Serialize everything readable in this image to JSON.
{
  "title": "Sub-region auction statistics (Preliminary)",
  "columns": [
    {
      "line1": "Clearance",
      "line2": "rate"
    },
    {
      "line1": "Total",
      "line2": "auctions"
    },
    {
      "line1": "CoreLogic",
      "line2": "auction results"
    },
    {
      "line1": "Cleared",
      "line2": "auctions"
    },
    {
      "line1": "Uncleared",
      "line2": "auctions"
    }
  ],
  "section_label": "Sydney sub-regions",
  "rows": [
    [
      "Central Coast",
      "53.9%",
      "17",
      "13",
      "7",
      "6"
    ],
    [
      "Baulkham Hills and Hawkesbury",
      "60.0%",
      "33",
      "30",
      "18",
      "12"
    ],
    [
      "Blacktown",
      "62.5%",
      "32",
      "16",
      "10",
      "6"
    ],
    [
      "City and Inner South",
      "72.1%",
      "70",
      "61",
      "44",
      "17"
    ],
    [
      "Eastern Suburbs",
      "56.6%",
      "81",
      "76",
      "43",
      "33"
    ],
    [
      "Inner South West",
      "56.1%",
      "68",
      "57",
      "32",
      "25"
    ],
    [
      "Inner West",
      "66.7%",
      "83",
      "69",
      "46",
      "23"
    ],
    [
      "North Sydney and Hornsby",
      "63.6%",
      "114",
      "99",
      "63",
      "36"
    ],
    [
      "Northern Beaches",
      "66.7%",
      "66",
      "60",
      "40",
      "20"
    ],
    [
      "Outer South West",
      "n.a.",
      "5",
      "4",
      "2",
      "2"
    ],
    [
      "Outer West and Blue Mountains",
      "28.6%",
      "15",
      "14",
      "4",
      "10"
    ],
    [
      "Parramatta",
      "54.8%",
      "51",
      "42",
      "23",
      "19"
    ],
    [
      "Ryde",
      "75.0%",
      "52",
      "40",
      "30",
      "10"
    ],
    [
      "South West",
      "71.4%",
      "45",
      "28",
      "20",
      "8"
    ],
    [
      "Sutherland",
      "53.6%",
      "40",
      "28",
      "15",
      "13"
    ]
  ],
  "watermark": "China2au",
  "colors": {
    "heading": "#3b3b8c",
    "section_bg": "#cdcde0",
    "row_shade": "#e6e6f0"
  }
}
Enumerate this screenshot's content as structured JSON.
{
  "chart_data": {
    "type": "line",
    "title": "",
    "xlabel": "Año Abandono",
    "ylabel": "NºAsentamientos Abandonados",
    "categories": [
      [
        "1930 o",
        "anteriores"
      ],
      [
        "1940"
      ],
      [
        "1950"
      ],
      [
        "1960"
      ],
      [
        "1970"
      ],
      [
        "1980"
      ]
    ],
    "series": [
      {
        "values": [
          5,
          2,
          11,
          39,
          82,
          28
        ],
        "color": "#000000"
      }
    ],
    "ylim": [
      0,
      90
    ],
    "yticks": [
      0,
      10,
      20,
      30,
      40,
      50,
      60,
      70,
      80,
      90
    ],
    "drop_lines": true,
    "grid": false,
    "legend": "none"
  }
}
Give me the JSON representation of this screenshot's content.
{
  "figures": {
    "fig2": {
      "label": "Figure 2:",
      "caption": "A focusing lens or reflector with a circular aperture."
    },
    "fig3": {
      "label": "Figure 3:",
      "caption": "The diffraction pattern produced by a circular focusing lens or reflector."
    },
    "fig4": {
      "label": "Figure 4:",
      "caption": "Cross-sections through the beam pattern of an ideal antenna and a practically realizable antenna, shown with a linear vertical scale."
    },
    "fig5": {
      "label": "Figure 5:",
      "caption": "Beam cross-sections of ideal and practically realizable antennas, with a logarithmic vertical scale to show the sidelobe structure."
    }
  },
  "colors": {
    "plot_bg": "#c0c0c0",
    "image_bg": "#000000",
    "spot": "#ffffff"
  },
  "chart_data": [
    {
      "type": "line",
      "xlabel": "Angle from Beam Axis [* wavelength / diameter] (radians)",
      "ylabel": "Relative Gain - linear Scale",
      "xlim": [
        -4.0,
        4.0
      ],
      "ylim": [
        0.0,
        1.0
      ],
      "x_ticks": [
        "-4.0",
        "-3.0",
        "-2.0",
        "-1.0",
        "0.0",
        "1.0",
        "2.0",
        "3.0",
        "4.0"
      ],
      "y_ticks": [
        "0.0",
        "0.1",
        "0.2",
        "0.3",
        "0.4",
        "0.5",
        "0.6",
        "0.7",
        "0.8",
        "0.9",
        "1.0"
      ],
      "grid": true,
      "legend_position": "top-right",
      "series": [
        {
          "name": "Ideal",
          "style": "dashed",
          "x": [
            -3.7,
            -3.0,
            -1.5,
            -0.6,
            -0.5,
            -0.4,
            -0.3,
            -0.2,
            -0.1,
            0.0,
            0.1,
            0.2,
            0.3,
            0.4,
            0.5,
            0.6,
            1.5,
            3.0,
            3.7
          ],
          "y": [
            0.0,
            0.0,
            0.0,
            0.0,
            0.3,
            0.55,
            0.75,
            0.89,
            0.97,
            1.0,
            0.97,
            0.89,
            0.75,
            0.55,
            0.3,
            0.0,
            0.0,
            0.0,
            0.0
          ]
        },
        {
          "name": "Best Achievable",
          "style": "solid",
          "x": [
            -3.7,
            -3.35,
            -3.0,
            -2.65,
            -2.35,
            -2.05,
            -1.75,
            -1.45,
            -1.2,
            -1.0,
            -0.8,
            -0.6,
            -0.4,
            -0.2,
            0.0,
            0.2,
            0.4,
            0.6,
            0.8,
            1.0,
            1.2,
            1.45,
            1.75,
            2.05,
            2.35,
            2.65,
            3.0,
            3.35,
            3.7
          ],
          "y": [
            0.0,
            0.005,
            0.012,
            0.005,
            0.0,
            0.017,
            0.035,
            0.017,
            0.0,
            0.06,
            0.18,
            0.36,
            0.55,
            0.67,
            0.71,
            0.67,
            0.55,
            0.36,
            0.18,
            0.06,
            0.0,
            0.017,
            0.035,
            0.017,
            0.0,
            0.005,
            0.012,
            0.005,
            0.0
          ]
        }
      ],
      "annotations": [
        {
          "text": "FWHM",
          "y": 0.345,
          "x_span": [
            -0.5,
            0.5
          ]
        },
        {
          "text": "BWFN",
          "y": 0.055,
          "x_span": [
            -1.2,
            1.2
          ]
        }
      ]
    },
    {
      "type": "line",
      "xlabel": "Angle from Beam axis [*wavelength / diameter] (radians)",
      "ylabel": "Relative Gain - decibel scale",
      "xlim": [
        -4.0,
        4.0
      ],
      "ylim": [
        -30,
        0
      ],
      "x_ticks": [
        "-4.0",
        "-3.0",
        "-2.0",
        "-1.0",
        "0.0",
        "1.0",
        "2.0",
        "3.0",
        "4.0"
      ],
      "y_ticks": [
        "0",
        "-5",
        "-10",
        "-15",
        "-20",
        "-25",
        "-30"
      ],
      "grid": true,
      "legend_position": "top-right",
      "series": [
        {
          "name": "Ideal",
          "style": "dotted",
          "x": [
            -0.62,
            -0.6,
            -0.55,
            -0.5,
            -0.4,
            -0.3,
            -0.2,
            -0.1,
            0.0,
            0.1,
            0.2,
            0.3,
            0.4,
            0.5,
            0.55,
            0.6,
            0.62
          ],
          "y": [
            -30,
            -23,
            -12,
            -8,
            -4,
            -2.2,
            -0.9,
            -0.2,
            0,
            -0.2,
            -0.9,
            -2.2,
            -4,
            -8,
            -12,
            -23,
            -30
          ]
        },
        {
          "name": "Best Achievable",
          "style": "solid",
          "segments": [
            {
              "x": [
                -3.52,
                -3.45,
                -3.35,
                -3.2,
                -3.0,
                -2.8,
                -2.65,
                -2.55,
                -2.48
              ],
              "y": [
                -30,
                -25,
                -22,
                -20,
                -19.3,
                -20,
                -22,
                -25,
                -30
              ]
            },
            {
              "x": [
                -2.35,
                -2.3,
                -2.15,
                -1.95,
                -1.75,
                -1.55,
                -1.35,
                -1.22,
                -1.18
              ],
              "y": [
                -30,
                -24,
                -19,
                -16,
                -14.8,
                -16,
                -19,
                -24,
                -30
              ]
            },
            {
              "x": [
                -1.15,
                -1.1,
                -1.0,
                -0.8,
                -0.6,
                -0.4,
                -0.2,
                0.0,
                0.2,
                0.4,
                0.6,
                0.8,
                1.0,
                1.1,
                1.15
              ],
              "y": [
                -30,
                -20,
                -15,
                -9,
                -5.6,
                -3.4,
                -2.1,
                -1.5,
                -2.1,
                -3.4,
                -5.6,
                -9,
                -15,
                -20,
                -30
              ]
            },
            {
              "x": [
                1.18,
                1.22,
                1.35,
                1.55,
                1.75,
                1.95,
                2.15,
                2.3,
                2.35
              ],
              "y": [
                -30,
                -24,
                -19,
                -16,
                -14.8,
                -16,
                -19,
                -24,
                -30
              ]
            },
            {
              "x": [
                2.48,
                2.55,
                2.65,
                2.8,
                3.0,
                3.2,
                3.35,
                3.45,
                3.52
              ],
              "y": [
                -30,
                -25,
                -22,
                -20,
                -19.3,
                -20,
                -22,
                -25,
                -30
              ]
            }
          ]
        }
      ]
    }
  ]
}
################
List the lines of the material in which the word "caption" occurs.

      "caption": "A focusing lens or reflector with a circular aperture."
      "caption": "The diffraction pattern produced by a circular focusing lens or reflector."
      "caption": "Cross-sections through the beam pattern of an ideal antenna and a practically realizable antenna, shown with a linear vertical scale."
      "caption": "Beam cross-sections of ideal and practically realizable antennas, with a logarithmic vertical scale to show the sidelobe structure."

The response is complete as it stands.